Excerpts from a figure dataset:
....

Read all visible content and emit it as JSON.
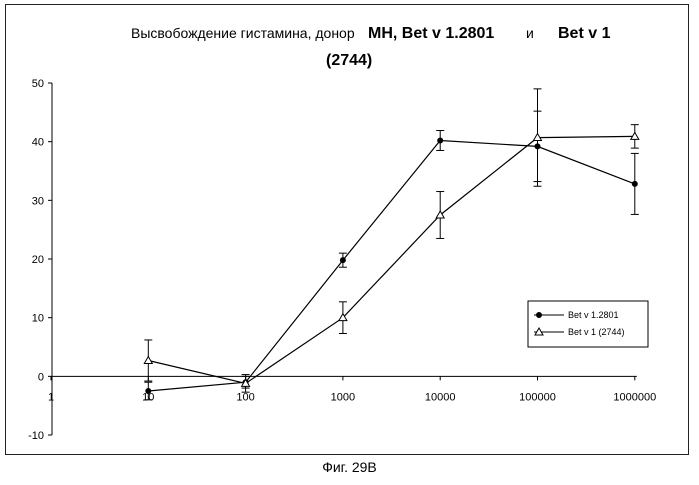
{
  "chart_data": {
    "type": "line",
    "title_main": "Высвобождение гистамина, донор",
    "title_bold": "MH, Bet v 1.2801",
    "title_and": "и",
    "title_bold2": "Bet v 1",
    "title_line2": "(2744)",
    "x_scale": "log",
    "x_ticks": [
      1,
      10,
      100,
      1000,
      10000,
      100000,
      1000000
    ],
    "x_tick_labels": [
      "1",
      "10",
      "100",
      "1000",
      "10000",
      "100000",
      "1000000"
    ],
    "ylim": [
      -10,
      50
    ],
    "y_ticks": [
      -10,
      0,
      10,
      20,
      30,
      40,
      50
    ],
    "y_tick_labels": [
      "-10",
      "0",
      "10",
      "20",
      "30",
      "40",
      "50"
    ],
    "legend_position": "right",
    "series": [
      {
        "name": "Bet v 1.2801",
        "marker": "filled-circle",
        "x": [
          10,
          100,
          1000,
          10000,
          100000,
          1000000
        ],
        "y": [
          -2.5,
          -1.0,
          19.8,
          40.2,
          39.2,
          32.8
        ],
        "err": [
          1.5,
          1.0,
          1.2,
          1.7,
          6.0,
          5.2
        ]
      },
      {
        "name": "Bet v 1 (2744)",
        "marker": "open-triangle",
        "x": [
          10,
          100,
          1000,
          10000,
          100000,
          1000000
        ],
        "y": [
          2.7,
          -1.2,
          10.0,
          27.5,
          40.7,
          40.9
        ],
        "err": [
          3.5,
          1.5,
          2.7,
          4.0,
          8.3,
          2.0
        ]
      }
    ]
  },
  "caption": "Фиг. 29В"
}
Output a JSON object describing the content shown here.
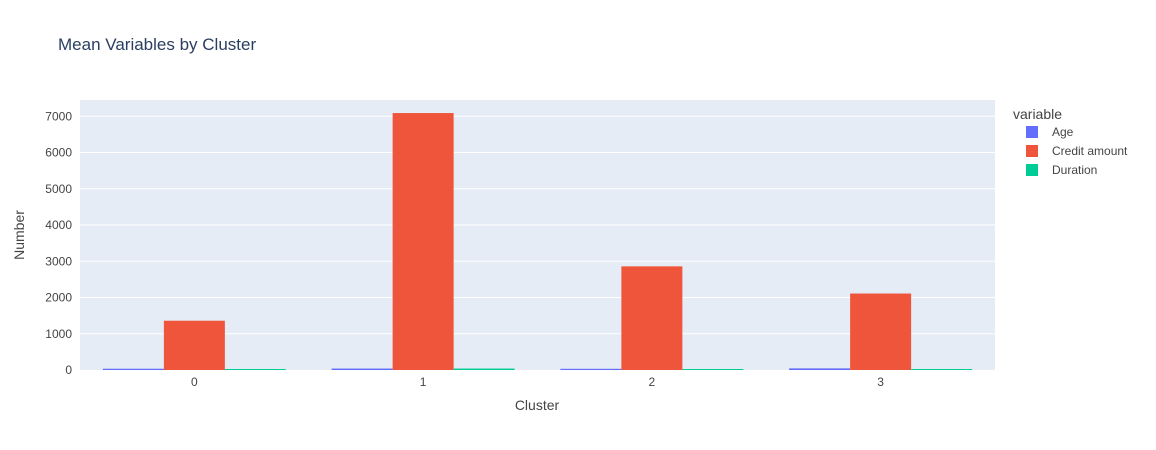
{
  "chart_data": {
    "type": "bar",
    "title": "Mean Variables by Cluster",
    "xlabel": "Cluster",
    "ylabel": "Number",
    "categories": [
      "0",
      "1",
      "2",
      "3"
    ],
    "series": [
      {
        "name": "Age",
        "values": [
          35,
          40,
          33,
          45
        ],
        "color": "#636efa"
      },
      {
        "name": "Credit amount",
        "values": [
          1360,
          7090,
          2860,
          2110
        ],
        "color": "#ef553b"
      },
      {
        "name": "Duration",
        "values": [
          14,
          40,
          21,
          11
        ],
        "color": "#00cc96"
      }
    ],
    "ylim": [
      0,
      7450
    ],
    "yticks": [
      0,
      1000,
      2000,
      3000,
      4000,
      5000,
      6000,
      7000
    ],
    "ytick_labels": [
      "0",
      "1000",
      "2000",
      "3000",
      "4000",
      "5000",
      "6000",
      "7000"
    ],
    "legend_title": "variable",
    "legend_position": "right",
    "grid": true,
    "colors": {
      "plot_background": "#e5ecf6",
      "grid": "#ffffff",
      "text": "#444444",
      "title": "#2a3f5f"
    }
  }
}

....

TASK DETAILS -> Give the count of lines in the records that contain "marker", and no other text.

PROBLEM SOLUTION -> 2